» What is needed
Return every one of the following records line for line, with no changes.

» Stored data
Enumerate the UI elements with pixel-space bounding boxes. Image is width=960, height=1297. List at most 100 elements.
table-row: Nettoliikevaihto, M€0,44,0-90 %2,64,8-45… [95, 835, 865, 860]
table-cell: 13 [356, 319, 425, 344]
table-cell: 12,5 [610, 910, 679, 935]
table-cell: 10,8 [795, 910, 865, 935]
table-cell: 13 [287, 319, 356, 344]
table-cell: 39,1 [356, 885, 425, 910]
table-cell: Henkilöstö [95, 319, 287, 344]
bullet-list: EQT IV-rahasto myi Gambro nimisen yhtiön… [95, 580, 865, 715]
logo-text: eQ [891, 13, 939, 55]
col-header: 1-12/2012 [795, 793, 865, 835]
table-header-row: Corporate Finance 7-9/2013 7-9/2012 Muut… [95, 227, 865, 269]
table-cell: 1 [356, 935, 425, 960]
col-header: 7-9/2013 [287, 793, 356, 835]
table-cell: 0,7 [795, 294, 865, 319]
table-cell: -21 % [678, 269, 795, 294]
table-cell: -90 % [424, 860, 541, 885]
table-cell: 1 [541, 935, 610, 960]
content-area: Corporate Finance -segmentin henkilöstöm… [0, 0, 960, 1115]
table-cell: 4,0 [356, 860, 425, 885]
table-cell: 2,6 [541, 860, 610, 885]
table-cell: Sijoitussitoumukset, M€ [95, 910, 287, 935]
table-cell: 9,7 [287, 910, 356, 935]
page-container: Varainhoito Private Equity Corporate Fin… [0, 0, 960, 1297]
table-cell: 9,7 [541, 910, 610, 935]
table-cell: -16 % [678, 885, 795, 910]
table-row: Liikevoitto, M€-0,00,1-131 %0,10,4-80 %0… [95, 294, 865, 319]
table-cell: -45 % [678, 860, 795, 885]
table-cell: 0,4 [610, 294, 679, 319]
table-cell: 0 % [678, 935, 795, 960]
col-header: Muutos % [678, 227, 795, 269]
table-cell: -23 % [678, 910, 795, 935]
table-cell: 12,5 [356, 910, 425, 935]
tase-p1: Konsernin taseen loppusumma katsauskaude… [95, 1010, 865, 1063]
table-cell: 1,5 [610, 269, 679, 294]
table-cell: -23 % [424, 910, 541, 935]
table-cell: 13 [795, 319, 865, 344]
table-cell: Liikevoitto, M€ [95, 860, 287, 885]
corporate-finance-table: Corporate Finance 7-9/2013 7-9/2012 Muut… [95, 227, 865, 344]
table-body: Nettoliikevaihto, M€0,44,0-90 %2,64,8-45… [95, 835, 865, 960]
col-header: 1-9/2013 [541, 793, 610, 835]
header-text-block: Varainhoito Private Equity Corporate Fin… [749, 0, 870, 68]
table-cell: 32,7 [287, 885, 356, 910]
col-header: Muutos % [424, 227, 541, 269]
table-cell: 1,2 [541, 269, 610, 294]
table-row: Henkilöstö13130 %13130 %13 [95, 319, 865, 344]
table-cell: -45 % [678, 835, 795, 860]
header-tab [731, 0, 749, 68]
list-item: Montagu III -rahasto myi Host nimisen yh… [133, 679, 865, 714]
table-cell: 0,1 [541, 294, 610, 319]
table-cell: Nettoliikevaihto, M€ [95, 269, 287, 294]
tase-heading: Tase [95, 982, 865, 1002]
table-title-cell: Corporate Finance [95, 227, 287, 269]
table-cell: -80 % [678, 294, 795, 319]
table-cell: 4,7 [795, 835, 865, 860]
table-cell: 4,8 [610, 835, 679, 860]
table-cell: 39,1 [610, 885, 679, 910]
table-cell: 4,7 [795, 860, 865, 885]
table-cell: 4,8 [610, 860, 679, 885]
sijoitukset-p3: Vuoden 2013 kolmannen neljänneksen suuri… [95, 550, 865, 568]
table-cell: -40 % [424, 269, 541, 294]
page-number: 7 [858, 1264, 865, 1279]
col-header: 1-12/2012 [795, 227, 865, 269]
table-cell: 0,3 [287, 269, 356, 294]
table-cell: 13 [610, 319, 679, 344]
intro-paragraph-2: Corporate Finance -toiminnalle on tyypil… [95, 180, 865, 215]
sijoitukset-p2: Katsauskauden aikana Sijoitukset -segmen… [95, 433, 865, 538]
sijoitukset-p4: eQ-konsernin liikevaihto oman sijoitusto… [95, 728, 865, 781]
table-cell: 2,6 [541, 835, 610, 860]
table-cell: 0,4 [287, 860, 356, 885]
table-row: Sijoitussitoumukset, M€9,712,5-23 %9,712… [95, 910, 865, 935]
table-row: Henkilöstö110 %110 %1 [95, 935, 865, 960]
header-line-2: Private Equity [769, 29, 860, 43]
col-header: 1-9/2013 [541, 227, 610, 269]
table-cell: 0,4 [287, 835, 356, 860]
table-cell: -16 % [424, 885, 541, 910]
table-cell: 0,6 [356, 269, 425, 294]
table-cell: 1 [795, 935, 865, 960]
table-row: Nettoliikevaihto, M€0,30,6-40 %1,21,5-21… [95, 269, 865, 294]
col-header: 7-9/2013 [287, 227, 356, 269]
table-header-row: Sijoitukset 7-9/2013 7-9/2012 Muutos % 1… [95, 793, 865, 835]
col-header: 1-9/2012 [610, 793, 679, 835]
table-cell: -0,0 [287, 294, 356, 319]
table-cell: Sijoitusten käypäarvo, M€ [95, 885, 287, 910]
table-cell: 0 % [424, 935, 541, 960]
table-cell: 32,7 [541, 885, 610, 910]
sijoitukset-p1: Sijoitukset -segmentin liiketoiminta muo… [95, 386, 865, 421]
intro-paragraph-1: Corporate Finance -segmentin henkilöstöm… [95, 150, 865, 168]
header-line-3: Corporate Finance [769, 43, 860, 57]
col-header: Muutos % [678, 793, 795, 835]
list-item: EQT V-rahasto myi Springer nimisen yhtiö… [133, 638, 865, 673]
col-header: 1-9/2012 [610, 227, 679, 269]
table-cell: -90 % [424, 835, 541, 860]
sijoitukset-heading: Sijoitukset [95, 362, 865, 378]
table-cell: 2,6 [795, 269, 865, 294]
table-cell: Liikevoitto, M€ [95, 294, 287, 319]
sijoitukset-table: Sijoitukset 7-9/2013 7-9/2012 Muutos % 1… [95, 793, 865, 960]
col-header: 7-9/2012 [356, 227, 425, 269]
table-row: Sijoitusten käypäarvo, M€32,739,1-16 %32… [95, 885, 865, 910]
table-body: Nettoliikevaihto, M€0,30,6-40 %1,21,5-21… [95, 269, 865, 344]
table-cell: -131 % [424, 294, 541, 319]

» Written answer
Enumerate the UI elements with pixel-space bounding boxes. Image is width=960, height=1297. List at most 100 elements.
table-row: Nettoliikevaihto, M€0,44,0-90 %2,64,8-45… [95, 835, 865, 860]
table-cell: 13 [356, 319, 425, 344]
table-cell: 12,5 [610, 910, 679, 935]
table-cell: 10,8 [795, 910, 865, 935]
table-cell: 13 [287, 319, 356, 344]
table-cell: 39,1 [356, 885, 425, 910]
table-cell: Henkilöstö [95, 319, 287, 344]
bullet-list: EQT IV-rahasto myi Gambro nimisen yhtiön… [95, 580, 865, 715]
logo-text: eQ [891, 13, 939, 55]
col-header: 1-12/2012 [795, 793, 865, 835]
table-header-row: Corporate Finance 7-9/2013 7-9/2012 Muut… [95, 227, 865, 269]
table-cell: 1 [356, 935, 425, 960]
col-header: 7-9/2013 [287, 793, 356, 835]
table-cell: 0,7 [795, 294, 865, 319]
table-cell: -21 % [678, 269, 795, 294]
table-cell: -90 % [424, 860, 541, 885]
table-cell: 1 [541, 935, 610, 960]
content-area: Corporate Finance -segmentin henkilöstöm… [0, 0, 960, 1115]
table-cell: 4,0 [356, 860, 425, 885]
table-cell: 2,6 [541, 860, 610, 885]
table-cell: Sijoitussitoumukset, M€ [95, 910, 287, 935]
table-cell: 9,7 [287, 910, 356, 935]
page-container: Varainhoito Private Equity Corporate Fin… [0, 0, 960, 1297]
table-cell: 9,7 [541, 910, 610, 935]
table-cell: -16 % [678, 885, 795, 910]
table-row: Liikevoitto, M€-0,00,1-131 %0,10,4-80 %0… [95, 294, 865, 319]
table-cell: -45 % [678, 860, 795, 885]
table-cell: 0,4 [610, 294, 679, 319]
table-cell: 0 % [678, 935, 795, 960]
col-header: Muutos % [678, 227, 795, 269]
table-cell: -23 % [678, 910, 795, 935]
table-cell: 12,5 [356, 910, 425, 935]
tase-p1: Konsernin taseen loppusumma katsauskaude… [95, 1010, 865, 1063]
table-cell: 1,5 [610, 269, 679, 294]
table-cell: -23 % [424, 910, 541, 935]
table-cell: 13 [795, 319, 865, 344]
table-cell: Liikevoitto, M€ [95, 860, 287, 885]
corporate-finance-table: Corporate Finance 7-9/2013 7-9/2012 Muut… [95, 227, 865, 344]
table-body: Nettoliikevaihto, M€0,44,0-90 %2,64,8-45… [95, 835, 865, 960]
col-header: 1-9/2013 [541, 793, 610, 835]
header-text-block: Varainhoito Private Equity Corporate Fin… [749, 0, 870, 68]
table-cell: 32,7 [287, 885, 356, 910]
col-header: Muutos % [424, 227, 541, 269]
table-cell: 1,2 [541, 269, 610, 294]
table-row: Henkilöstö13130 %13130 %13 [95, 319, 865, 344]
table-cell: -45 % [678, 835, 795, 860]
header-tab [731, 0, 749, 68]
list-item: Montagu III -rahasto myi Host nimisen yh… [133, 679, 865, 714]
table-cell: 0,1 [541, 294, 610, 319]
table-cell: Nettoliikevaihto, M€ [95, 269, 287, 294]
tase-heading: Tase [95, 982, 865, 1002]
table-title-cell: Corporate Finance [95, 227, 287, 269]
table-cell: -80 % [678, 294, 795, 319]
table-cell: 4,7 [795, 835, 865, 860]
table-cell: 4,8 [610, 835, 679, 860]
table-cell: 39,1 [610, 885, 679, 910]
table-cell: 4,7 [795, 860, 865, 885]
table-cell: 4,8 [610, 860, 679, 885]
sijoitukset-p3: Vuoden 2013 kolmannen neljänneksen suuri… [95, 550, 865, 568]
table-cell: -40 % [424, 269, 541, 294]
page-number: 7 [858, 1264, 865, 1279]
col-header: 1-12/2012 [795, 227, 865, 269]
table-cell: 0,3 [287, 269, 356, 294]
table-cell: 13 [610, 319, 679, 344]
intro-paragraph-2: Corporate Finance -toiminnalle on tyypil… [95, 180, 865, 215]
sijoitukset-p2: Katsauskauden aikana Sijoitukset -segmen… [95, 433, 865, 538]
sijoitukset-p4: eQ-konsernin liikevaihto oman sijoitusto… [95, 728, 865, 781]
table-cell: 2,6 [541, 835, 610, 860]
table-cell: 0,4 [287, 860, 356, 885]
table-row: Sijoitussitoumukset, M€9,712,5-23 %9,712… [95, 910, 865, 935]
table-row: Henkilöstö110 %110 %1 [95, 935, 865, 960]
header-line-2: Private Equity [769, 29, 860, 43]
col-header: 1-9/2013 [541, 227, 610, 269]
table-cell: 0,4 [287, 835, 356, 860]
table-cell: -16 % [424, 885, 541, 910]
table-cell: 0,6 [356, 269, 425, 294]
table-cell: 1 [795, 935, 865, 960]
table-row: Nettoliikevaihto, M€0,30,6-40 %1,21,5-21… [95, 269, 865, 294]
col-header: 7-9/2013 [287, 227, 356, 269]
table-header-row: Sijoitukset 7-9/2013 7-9/2012 Muutos % 1… [95, 793, 865, 835]
col-header: 1-9/2012 [610, 793, 679, 835]
table-cell: -0,0 [287, 294, 356, 319]
table-cell: Sijoitusten käypäarvo, M€ [95, 885, 287, 910]
table-cell: 0 % [424, 935, 541, 960]
table-cell: 32,7 [541, 885, 610, 910]
sijoitukset-p1: Sijoitukset -segmentin liiketoiminta muo… [95, 386, 865, 421]
intro-paragraph-1: Corporate Finance -segmentin henkilöstöm… [95, 150, 865, 168]
header-line-3: Corporate Finance [769, 43, 860, 57]
col-header: Muutos % [678, 793, 795, 835]
list-item: EQT V-rahasto myi Springer nimisen yhtiö… [133, 638, 865, 673]
col-header: 1-9/2012 [610, 227, 679, 269]
table-cell: -90 % [424, 835, 541, 860]
sijoitukset-heading: Sijoitukset [95, 362, 865, 378]
table-cell: 2,6 [795, 269, 865, 294]
table-cell: Liikevoitto, M€ [95, 294, 287, 319]
sijoitukset-table: Sijoitukset 7-9/2013 7-9/2012 Muutos % 1… [95, 793, 865, 960]
col-header: 7-9/2012 [356, 227, 425, 269]
table-row: Sijoitusten käypäarvo, M€32,739,1-16 %32… [95, 885, 865, 910]
table-body: Nettoliikevaihto, M€0,30,6-40 %1,21,5-21… [95, 269, 865, 344]
table-cell: -131 % [424, 294, 541, 319]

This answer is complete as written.